== What the task asks ==
Sift the material for lines containing "信託報酬控除後トータルリターン", and return them.

== Input for this task ==
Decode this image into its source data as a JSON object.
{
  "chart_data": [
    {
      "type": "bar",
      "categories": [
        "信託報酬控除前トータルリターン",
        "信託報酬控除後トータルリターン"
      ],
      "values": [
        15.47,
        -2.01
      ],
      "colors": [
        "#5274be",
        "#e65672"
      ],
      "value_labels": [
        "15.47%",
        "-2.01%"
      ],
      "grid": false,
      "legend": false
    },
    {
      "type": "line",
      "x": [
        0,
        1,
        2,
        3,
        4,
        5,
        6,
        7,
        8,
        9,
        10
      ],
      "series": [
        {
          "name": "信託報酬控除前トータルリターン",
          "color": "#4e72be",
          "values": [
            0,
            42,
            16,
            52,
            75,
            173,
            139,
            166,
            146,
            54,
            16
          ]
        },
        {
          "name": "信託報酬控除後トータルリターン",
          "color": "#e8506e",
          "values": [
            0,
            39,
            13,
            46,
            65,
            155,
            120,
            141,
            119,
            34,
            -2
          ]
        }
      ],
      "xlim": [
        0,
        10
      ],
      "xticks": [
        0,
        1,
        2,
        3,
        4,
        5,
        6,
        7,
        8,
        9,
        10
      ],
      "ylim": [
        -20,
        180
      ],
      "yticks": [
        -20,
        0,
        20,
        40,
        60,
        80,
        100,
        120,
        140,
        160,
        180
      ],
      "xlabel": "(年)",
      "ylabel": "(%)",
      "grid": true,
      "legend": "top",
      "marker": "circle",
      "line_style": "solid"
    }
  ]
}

== Output of the exercise ==
        "信託報酬控除後トータルリターン"
          "name": "信託報酬控除後トータルリターン",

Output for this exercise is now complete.